What is expected: Please output every line of the material as it stands, without the pictures.

Stored data:

══════════

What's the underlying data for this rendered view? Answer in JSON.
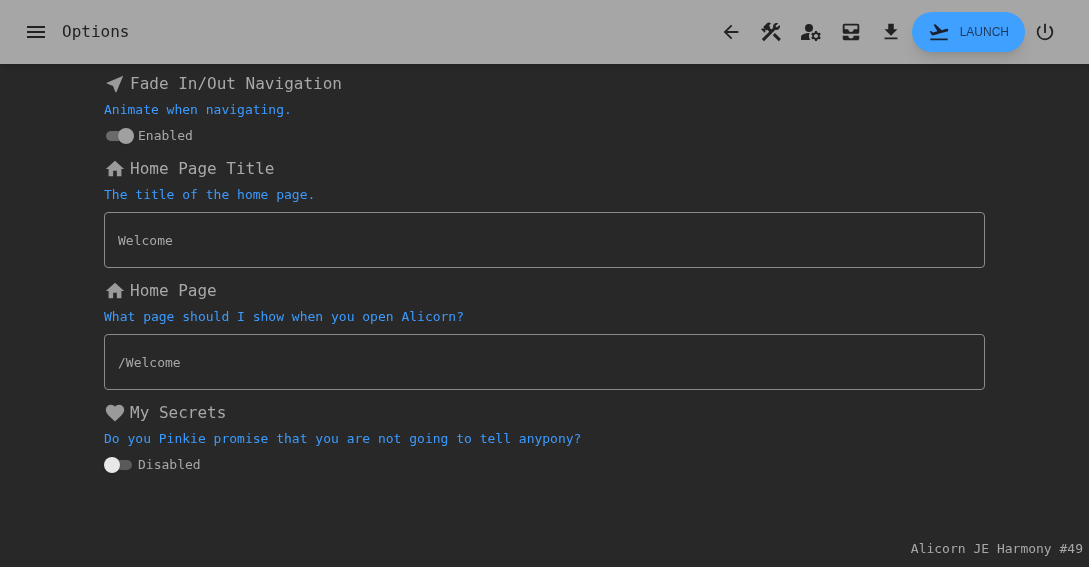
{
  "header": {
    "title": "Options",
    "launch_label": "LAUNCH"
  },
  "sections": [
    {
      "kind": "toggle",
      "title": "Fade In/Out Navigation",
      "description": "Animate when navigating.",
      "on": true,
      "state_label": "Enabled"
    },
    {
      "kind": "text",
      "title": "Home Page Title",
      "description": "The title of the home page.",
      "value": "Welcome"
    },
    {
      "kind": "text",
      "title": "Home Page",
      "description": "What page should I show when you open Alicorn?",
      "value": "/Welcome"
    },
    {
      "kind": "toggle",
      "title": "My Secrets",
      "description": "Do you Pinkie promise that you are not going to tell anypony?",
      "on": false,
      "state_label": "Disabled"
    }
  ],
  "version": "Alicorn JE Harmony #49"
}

══════════

Solution for this problem:
What's the underlying data for this rendered view? Answer in JSON.
{
  "header": {
    "title": "Options",
    "launch_label": "LAUNCH"
  },
  "sections": [
    {
      "kind": "toggle",
      "title": "Fade In/Out Navigation",
      "description": "Animate when navigating.",
      "on": true,
      "state_label": "Enabled"
    },
    {
      "kind": "text",
      "title": "Home Page Title",
      "description": "The title of the home page.",
      "value": "Welcome"
    },
    {
      "kind": "text",
      "title": "Home Page",
      "description": "What page should I show when you open Alicorn?",
      "value": "/Welcome"
    },
    {
      "kind": "toggle",
      "title": "My Secrets",
      "description": "Do you Pinkie promise that you are not going to tell anypony?",
      "on": false,
      "state_label": "Disabled"
    }
  ],
  "version": "Alicorn JE Harmony #49"
}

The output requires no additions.